STATED EXERCISE 1: Name every video game title that appears in the passage about ERE Informatique.
STATED EXERCISE 2: Pick up the passage about ERE Informatique and Rémi Herbulot and keep writing from its last sentence.

READING TEXT:
ERE moved up from the ranks of regional developers and arcade-clone-makers to score their first big international hit thanks to one Rémi Herbulot, a financial controller at the automotive supplier Valeo who had learned BASIC to save his company money on accounting software, only to get himself hopelessly hooked on the drug that was programming to personalities like his. Without ever having seen the American Bill Budge’s landmark Pinball Construction Set, Herbulot wrote a program along the same lines: one that let you build your own pinball table from a box of interchangeable parts and then play and share it with your friends. As soon as Herbolut showed his pinball game to Ulrich, he knew that it had far more potential than anything ERE had made so far, and didn’t waste any time hiring the creator and publishing his creation. Upon its release in 1985, Macadam Bumper topped sales charts in both France and Britain, selling almost 100,000 copies in all. It was even picked up by the American publisher Accolade, who released it as Pinball Wizard and saw it get as high as number 5 on the American charts despite the competition from Pinball Construction Set. Just like that, ERE Informatique had made it onto the international stage. For a second act, Rémi Herbulot soon provided the action-adventure Crafton & Xunk — released as Get Dexter! in some places — and it too became a hit across Europe.

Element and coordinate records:

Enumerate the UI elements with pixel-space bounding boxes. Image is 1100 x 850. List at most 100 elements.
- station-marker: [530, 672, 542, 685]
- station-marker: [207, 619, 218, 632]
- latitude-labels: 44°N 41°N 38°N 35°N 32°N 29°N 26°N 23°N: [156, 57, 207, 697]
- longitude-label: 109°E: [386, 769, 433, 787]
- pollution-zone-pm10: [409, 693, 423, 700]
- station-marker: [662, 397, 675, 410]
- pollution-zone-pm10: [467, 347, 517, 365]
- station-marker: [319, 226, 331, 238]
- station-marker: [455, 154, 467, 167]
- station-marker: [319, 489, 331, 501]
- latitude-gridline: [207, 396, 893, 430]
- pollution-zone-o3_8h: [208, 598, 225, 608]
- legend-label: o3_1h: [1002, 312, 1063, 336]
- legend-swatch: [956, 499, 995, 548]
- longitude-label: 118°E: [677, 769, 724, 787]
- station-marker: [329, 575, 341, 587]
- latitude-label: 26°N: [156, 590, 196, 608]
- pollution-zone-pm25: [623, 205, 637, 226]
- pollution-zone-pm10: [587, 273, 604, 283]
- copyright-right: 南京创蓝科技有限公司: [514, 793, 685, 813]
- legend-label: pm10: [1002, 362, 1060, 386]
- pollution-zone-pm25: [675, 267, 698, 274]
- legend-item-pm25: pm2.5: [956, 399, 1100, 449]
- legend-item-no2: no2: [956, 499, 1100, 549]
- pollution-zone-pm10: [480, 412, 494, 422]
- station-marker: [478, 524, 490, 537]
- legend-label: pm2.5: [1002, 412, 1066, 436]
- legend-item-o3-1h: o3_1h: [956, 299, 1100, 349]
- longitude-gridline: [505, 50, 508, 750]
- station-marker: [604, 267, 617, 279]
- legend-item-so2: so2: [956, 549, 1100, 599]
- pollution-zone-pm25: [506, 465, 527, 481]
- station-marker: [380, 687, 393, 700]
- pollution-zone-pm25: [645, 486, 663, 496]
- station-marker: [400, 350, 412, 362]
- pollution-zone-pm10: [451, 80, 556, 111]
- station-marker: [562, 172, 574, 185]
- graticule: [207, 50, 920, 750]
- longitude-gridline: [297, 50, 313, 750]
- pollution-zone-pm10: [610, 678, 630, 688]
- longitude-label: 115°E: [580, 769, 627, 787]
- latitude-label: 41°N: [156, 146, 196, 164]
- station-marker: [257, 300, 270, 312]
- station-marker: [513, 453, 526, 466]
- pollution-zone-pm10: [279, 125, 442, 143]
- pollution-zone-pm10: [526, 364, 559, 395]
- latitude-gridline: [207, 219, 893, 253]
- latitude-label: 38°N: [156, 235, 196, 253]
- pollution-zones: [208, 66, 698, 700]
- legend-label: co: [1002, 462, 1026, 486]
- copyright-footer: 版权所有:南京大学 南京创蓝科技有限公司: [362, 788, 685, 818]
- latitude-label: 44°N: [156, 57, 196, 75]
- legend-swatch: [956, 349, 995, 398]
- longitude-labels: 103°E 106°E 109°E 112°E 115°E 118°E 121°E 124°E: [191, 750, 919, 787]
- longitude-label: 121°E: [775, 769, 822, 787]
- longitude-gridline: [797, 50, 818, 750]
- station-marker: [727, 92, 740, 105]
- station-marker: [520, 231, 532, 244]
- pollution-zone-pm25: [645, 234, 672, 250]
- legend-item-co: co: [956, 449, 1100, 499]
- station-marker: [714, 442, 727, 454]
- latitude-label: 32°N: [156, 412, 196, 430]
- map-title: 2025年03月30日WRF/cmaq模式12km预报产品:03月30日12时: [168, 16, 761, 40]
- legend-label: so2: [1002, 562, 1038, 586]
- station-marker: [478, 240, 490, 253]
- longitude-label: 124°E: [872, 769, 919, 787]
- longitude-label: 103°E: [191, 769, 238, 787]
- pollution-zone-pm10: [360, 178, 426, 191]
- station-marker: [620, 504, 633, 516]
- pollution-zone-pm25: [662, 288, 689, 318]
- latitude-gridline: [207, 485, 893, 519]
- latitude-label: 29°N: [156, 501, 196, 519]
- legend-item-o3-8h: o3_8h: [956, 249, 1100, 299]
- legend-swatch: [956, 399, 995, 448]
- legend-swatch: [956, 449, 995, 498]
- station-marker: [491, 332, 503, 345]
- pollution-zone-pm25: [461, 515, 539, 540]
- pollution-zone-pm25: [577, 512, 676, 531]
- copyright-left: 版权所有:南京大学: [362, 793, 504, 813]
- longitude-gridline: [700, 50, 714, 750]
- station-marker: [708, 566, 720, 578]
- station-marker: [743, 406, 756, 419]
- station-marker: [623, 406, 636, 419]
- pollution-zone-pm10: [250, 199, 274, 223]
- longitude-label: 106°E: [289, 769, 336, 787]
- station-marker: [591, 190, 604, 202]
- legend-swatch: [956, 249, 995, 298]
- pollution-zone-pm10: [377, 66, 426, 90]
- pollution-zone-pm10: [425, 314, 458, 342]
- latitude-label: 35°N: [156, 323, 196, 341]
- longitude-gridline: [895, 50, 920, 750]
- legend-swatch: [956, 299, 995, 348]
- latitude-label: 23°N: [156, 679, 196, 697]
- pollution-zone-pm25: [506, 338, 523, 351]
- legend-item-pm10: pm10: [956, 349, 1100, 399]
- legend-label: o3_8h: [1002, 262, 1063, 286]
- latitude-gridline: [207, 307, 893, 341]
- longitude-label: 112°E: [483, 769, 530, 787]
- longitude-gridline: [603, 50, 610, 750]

TASK ANSWER 1: Pinball Construction Set, Macadam Bumper, Pinball Wizard, Crafton & Xunk, Get Dexter!

TASK ANSWER 2:
Yet none of the free spirits who made up ERE Informatique was much of a businessman — least of all Philippe Ulrich — and the little collective lived constantly on the ragged edge of insolvency. Hoping to secure the funding needed to make more ambitious games to suit the new 16-bit computers entering the market, Ulrich and Viau sold their company to the Lyon-based Infogrames, the largest games publisher in France, in June of 1987. The plan was for ERE to continue making their games, still under their old company name, while Infogrames quietly took care of the accounting and the publishing.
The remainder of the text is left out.